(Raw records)
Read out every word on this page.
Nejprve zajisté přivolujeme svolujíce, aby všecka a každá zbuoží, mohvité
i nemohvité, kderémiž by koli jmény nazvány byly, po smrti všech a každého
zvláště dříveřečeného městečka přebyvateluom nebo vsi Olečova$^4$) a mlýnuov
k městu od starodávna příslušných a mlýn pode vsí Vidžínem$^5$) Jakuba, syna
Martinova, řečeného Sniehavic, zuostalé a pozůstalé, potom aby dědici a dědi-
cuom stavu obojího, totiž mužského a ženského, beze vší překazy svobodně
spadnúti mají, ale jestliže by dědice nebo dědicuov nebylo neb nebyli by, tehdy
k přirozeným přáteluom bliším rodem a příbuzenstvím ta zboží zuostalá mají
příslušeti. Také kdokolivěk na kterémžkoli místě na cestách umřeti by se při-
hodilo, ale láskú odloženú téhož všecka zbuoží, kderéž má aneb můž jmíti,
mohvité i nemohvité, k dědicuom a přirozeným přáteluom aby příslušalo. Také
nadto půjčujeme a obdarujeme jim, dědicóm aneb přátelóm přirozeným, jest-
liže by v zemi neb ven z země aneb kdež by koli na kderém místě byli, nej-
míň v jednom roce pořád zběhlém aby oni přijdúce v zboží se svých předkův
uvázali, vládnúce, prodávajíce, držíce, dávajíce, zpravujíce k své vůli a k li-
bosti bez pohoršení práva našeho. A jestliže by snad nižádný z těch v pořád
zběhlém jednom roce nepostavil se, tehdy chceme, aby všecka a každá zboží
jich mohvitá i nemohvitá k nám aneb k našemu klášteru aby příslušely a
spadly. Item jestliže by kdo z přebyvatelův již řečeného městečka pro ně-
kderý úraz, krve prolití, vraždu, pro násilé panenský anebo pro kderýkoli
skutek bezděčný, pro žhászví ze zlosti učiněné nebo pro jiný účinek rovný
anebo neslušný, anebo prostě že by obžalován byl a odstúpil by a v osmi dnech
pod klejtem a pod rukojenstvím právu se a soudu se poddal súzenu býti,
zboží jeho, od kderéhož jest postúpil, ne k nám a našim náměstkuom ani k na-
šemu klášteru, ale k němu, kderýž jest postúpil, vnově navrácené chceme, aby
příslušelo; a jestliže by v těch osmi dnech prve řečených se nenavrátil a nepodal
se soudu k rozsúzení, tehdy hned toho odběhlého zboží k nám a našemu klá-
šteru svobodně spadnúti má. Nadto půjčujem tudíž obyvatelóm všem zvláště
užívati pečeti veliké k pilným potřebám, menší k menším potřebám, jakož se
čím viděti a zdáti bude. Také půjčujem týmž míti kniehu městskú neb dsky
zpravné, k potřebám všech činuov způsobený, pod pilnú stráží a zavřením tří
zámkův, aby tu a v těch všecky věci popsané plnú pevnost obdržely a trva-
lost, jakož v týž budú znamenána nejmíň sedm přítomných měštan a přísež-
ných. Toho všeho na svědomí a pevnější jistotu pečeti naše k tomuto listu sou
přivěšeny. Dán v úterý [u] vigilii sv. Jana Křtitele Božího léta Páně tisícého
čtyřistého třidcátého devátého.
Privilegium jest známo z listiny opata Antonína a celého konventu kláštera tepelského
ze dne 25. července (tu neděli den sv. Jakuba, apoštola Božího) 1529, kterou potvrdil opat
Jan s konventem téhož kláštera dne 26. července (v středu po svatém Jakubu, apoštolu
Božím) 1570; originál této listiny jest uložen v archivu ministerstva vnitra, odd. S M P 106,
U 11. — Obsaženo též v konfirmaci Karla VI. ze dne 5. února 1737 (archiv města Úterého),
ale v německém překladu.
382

What to produce: Take every line from the records above that has the word "každá" and copy it.

Complete output:
Nejprve zajisté přivolujeme svolujíce, aby všecka a každá zbuoží, mohvité
zběhlém jednom roce nepostavil se, tehdy chceme, aby všecka a každá zboží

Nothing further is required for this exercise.